◆ Aim: Update the data below by replacing each occurrence of "Circle shape" with "Circle", leaving everything else unchanged.

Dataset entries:
──────
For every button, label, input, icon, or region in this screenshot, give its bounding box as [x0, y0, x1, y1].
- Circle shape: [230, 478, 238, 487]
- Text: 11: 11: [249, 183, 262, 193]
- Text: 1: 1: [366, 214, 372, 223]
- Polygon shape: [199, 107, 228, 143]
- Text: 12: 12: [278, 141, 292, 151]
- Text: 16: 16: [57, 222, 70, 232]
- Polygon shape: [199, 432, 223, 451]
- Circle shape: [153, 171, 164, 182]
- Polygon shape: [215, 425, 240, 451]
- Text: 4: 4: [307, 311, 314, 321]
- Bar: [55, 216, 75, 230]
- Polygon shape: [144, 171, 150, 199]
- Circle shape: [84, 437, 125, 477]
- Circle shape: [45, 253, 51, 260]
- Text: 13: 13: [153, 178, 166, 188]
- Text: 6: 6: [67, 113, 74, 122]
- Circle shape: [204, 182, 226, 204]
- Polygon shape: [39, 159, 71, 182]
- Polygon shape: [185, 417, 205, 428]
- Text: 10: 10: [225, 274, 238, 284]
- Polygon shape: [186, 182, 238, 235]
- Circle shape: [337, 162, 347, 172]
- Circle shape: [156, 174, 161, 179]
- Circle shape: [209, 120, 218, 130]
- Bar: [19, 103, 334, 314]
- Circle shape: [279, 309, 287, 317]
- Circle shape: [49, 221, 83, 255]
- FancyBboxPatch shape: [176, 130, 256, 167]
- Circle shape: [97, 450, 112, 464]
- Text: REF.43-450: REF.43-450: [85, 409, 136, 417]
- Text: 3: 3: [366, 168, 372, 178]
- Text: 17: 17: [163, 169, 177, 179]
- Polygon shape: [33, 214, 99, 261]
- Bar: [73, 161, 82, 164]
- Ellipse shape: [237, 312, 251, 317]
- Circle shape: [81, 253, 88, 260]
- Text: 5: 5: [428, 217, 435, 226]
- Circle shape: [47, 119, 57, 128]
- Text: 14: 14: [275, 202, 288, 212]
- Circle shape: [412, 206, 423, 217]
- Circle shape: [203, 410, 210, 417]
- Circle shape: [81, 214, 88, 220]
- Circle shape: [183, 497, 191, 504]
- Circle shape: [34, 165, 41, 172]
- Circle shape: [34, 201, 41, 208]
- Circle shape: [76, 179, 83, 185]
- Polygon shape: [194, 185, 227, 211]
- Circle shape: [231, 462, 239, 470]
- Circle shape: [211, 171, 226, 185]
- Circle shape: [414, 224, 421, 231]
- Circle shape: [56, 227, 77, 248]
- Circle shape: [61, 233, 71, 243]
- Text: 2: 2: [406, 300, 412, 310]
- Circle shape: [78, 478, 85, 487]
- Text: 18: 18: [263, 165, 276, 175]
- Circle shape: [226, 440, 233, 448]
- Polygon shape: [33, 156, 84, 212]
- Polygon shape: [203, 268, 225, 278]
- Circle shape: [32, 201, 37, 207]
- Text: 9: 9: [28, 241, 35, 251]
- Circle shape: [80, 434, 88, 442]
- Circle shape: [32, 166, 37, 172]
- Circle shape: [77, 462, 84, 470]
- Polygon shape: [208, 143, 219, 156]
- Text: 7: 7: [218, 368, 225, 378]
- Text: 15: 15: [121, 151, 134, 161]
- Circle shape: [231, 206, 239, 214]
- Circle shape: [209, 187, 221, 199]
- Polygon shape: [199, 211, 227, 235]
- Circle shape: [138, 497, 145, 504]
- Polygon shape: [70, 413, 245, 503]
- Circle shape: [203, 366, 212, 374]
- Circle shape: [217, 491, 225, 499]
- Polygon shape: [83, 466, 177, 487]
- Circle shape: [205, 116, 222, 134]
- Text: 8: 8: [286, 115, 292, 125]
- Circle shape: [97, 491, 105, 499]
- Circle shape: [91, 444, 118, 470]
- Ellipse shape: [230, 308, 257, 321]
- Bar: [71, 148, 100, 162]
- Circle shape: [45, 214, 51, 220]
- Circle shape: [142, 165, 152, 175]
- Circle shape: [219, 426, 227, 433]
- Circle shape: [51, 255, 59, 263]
──────
◆ Final result:
For every button, label, input, icon, or region in this screenshot, give its bounding box as [x0, y0, x1, y1].
- Circle: [230, 478, 238, 487]
- Text: 11: 11: [249, 183, 262, 193]
- Text: 1: 1: [366, 214, 372, 223]
- Polygon shape: [199, 107, 228, 143]
- Text: 12: 12: [278, 141, 292, 151]
- Text: 16: 16: [57, 222, 70, 232]
- Polygon shape: [199, 432, 223, 451]
- Circle: [153, 171, 164, 182]
- Polygon shape: [215, 425, 240, 451]
- Text: 4: 4: [307, 311, 314, 321]
- Bar: [55, 216, 75, 230]
- Polygon shape: [144, 171, 150, 199]
- Circle: [84, 437, 125, 477]
- Circle: [45, 253, 51, 260]
- Text: 13: 13: [153, 178, 166, 188]
- Text: 6: 6: [67, 113, 74, 122]
- Circle: [204, 182, 226, 204]
- Polygon shape: [39, 159, 71, 182]
- Polygon shape: [185, 417, 205, 428]
- Text: 10: 10: [225, 274, 238, 284]
- Polygon shape: [186, 182, 238, 235]
- Circle: [337, 162, 347, 172]
- Circle: [156, 174, 161, 179]
- Circle: [209, 120, 218, 130]
- Bar: [19, 103, 334, 314]
- Circle: [279, 309, 287, 317]
- Circle: [49, 221, 83, 255]
- FancyBboxPatch shape: [176, 130, 256, 167]
- Circle: [97, 450, 112, 464]
- Text: REF.43-450: REF.43-450: [85, 409, 136, 417]
- Text: 3: 3: [366, 168, 372, 178]
- Text: 17: 17: [163, 169, 177, 179]
- Polygon shape: [33, 214, 99, 261]
- Bar: [73, 161, 82, 164]
- Ellipse shape: [237, 312, 251, 317]
- Circle: [81, 253, 88, 260]
- Text: 5: 5: [428, 217, 435, 226]
- Circle: [47, 119, 57, 128]
- Text: 14: 14: [275, 202, 288, 212]
- Circle: [412, 206, 423, 217]
- Circle: [203, 410, 210, 417]
- Circle: [81, 214, 88, 220]
- Circle: [183, 497, 191, 504]
- Circle: [34, 165, 41, 172]
- Circle: [34, 201, 41, 208]
- Circle: [76, 179, 83, 185]
- Polygon shape: [194, 185, 227, 211]
- Circle: [231, 462, 239, 470]
- Circle: [211, 171, 226, 185]
- Circle: [414, 224, 421, 231]
- Circle: [56, 227, 77, 248]
- Circle: [61, 233, 71, 243]
- Text: 2: 2: [406, 300, 412, 310]
- Circle: [78, 478, 85, 487]
- Text: 18: 18: [263, 165, 276, 175]
- Circle: [226, 440, 233, 448]
- Polygon shape: [33, 156, 84, 212]
- Polygon shape: [203, 268, 225, 278]
- Circle: [32, 201, 37, 207]
- Text: 9: 9: [28, 241, 35, 251]
- Circle: [80, 434, 88, 442]
- Circle: [32, 166, 37, 172]
- Circle: [77, 462, 84, 470]
- Polygon shape: [208, 143, 219, 156]
- Text: 7: 7: [218, 368, 225, 378]
- Text: 15: 15: [121, 151, 134, 161]
- Circle: [231, 206, 239, 214]
- Circle: [209, 187, 221, 199]
- Polygon shape: [199, 211, 227, 235]
- Circle: [138, 497, 145, 504]
- Polygon shape: [70, 413, 245, 503]
- Circle: [203, 366, 212, 374]
- Circle: [217, 491, 225, 499]
- Polygon shape: [83, 466, 177, 487]
- Circle: [205, 116, 222, 134]
- Text: 8: 8: [286, 115, 292, 125]
- Circle: [97, 491, 105, 499]
- Circle: [91, 444, 118, 470]
- Ellipse shape: [230, 308, 257, 321]
- Bar: [71, 148, 100, 162]
- Circle: [45, 214, 51, 220]
- Circle: [142, 165, 152, 175]
- Circle: [219, 426, 227, 433]
- Circle: [51, 255, 59, 263]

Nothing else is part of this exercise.